Go through the material and tally the lines containing the string "Usage". Give the total alone.
====================
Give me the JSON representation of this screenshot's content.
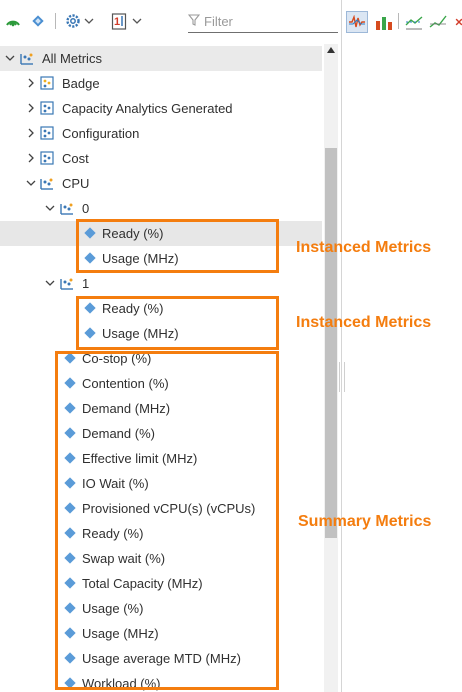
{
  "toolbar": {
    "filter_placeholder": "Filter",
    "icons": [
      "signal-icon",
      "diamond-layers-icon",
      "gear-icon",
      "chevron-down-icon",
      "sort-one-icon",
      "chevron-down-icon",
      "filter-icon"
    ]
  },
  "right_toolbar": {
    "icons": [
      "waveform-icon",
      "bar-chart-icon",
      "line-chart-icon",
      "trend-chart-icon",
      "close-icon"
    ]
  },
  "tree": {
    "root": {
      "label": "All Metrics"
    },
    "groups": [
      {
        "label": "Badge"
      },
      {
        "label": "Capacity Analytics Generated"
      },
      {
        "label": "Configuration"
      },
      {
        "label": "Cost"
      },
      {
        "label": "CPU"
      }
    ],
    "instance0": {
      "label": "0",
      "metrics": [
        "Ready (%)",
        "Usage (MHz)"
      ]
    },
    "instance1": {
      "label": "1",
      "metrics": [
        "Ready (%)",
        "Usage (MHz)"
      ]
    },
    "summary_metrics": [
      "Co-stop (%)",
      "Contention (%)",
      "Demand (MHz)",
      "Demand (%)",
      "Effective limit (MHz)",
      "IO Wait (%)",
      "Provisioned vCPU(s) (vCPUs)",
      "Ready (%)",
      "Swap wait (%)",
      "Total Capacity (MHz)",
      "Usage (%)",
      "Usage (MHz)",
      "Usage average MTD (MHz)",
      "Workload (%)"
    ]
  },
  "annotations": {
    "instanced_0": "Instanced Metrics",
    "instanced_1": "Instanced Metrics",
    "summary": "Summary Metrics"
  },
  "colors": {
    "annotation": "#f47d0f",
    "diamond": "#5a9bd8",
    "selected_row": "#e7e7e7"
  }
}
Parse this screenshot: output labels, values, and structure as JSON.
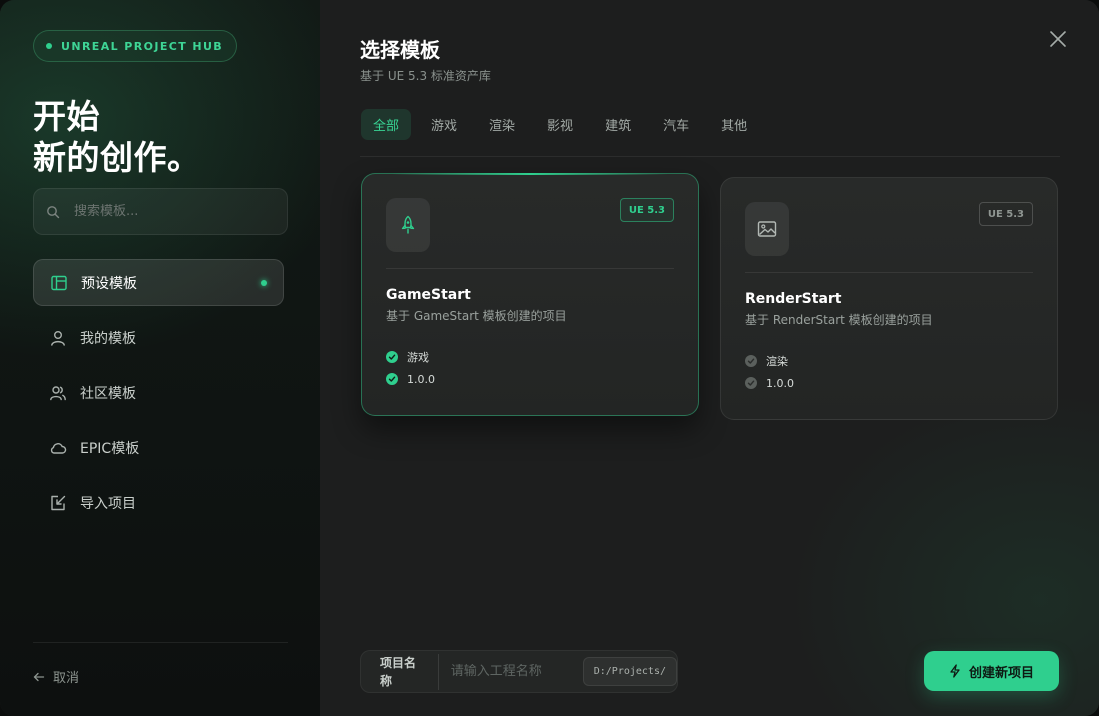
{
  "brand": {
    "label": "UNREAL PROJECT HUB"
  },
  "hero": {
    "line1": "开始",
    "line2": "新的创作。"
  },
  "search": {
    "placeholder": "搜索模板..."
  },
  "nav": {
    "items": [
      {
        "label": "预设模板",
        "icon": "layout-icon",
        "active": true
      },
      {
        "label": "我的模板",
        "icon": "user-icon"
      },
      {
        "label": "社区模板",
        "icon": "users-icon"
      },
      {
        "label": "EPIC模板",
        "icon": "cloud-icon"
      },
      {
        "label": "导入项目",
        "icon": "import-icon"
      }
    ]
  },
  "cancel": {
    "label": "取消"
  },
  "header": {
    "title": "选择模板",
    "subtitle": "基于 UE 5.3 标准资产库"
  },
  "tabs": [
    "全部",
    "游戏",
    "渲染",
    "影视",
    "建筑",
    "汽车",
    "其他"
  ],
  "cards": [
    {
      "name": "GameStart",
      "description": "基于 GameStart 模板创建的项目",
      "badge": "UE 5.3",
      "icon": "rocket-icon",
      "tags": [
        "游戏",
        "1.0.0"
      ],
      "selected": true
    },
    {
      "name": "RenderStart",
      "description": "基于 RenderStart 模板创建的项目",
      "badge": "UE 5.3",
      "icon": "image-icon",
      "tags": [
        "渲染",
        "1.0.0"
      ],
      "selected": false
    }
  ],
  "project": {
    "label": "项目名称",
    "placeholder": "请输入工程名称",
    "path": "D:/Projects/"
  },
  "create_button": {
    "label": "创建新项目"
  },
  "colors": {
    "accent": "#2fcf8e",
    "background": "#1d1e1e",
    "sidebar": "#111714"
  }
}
====================
= Problem solution =
5